Your task →
Retype the listing below word for word, starting with its first line and stopping after the line that contains "heart-icon[interactable] xyxy=(1272,24,1306,58)", including that line.

*** Data rows ***

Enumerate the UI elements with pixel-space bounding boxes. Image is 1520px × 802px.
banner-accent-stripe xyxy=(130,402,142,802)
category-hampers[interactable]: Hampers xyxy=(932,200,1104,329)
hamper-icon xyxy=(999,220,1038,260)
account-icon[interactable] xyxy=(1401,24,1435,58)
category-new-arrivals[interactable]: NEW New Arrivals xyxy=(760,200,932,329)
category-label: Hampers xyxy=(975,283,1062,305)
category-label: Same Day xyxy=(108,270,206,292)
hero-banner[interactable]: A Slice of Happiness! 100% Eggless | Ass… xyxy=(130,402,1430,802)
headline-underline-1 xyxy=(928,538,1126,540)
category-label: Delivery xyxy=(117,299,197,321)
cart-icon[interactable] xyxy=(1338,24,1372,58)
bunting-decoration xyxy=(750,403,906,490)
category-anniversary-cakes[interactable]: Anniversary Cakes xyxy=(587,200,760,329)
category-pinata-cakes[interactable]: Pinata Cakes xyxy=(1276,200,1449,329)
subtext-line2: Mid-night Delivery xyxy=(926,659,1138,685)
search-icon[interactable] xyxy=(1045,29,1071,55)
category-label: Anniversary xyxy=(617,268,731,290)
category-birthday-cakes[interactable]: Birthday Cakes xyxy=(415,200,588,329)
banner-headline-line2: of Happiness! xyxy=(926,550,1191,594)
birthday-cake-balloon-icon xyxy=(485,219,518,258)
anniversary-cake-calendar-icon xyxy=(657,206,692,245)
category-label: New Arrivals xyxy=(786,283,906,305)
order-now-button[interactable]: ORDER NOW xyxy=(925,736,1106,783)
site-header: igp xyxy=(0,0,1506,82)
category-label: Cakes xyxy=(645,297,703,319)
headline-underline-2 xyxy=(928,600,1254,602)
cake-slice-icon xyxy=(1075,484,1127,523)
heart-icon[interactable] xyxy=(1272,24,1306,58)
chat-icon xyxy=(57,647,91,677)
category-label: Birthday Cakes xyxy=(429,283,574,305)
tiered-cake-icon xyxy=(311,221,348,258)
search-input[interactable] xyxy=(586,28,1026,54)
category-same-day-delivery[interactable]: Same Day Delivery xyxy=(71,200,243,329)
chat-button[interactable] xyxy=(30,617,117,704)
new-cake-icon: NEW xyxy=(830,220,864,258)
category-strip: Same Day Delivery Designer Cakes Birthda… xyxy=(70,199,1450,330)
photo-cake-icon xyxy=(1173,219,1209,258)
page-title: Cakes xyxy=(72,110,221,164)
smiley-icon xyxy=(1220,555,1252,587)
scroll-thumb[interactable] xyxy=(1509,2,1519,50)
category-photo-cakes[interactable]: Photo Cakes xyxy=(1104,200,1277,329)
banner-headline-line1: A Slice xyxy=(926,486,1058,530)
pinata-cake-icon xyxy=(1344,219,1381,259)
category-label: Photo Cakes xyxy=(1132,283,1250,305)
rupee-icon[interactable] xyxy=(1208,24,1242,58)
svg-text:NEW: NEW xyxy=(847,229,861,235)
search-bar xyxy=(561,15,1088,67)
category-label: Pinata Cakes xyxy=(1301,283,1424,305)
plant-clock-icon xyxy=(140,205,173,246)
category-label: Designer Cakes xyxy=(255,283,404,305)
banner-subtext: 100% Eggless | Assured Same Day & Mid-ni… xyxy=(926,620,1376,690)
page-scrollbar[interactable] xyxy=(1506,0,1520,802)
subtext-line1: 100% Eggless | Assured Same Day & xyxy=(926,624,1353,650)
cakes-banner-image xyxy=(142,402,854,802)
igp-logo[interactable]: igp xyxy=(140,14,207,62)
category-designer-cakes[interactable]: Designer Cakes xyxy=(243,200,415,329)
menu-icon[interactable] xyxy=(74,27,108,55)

***

Output for this task →
Enumerate the UI elements with pixel-space bounding boxes. Image is 1520px × 802px.
banner-accent-stripe xyxy=(130,402,142,802)
category-hampers[interactable]: Hampers xyxy=(932,200,1104,329)
hamper-icon xyxy=(999,220,1038,260)
account-icon[interactable] xyxy=(1401,24,1435,58)
category-new-arrivals[interactable]: NEW New Arrivals xyxy=(760,200,932,329)
category-label: Hampers xyxy=(975,283,1062,305)
category-label: Same Day xyxy=(108,270,206,292)
hero-banner[interactable]: A Slice of Happiness! 100% Eggless | Ass… xyxy=(130,402,1430,802)
headline-underline-1 xyxy=(928,538,1126,540)
category-label: Delivery xyxy=(117,299,197,321)
cart-icon[interactable] xyxy=(1338,24,1372,58)
bunting-decoration xyxy=(750,403,906,490)
category-anniversary-cakes[interactable]: Anniversary Cakes xyxy=(587,200,760,329)
category-pinata-cakes[interactable]: Pinata Cakes xyxy=(1276,200,1449,329)
subtext-line2: Mid-night Delivery xyxy=(926,659,1138,685)
search-icon[interactable] xyxy=(1045,29,1071,55)
category-label: Anniversary xyxy=(617,268,731,290)
category-birthday-cakes[interactable]: Birthday Cakes xyxy=(415,200,588,329)
banner-headline-line2: of Happiness! xyxy=(926,550,1191,594)
birthday-cake-balloon-icon xyxy=(485,219,518,258)
anniversary-cake-calendar-icon xyxy=(657,206,692,245)
category-label: New Arrivals xyxy=(786,283,906,305)
order-now-button[interactable]: ORDER NOW xyxy=(925,736,1106,783)
site-header: igp xyxy=(0,0,1506,82)
category-label: Cakes xyxy=(645,297,703,319)
headline-underline-2 xyxy=(928,600,1254,602)
cake-slice-icon xyxy=(1075,484,1127,523)
heart-icon[interactable] xyxy=(1272,24,1306,58)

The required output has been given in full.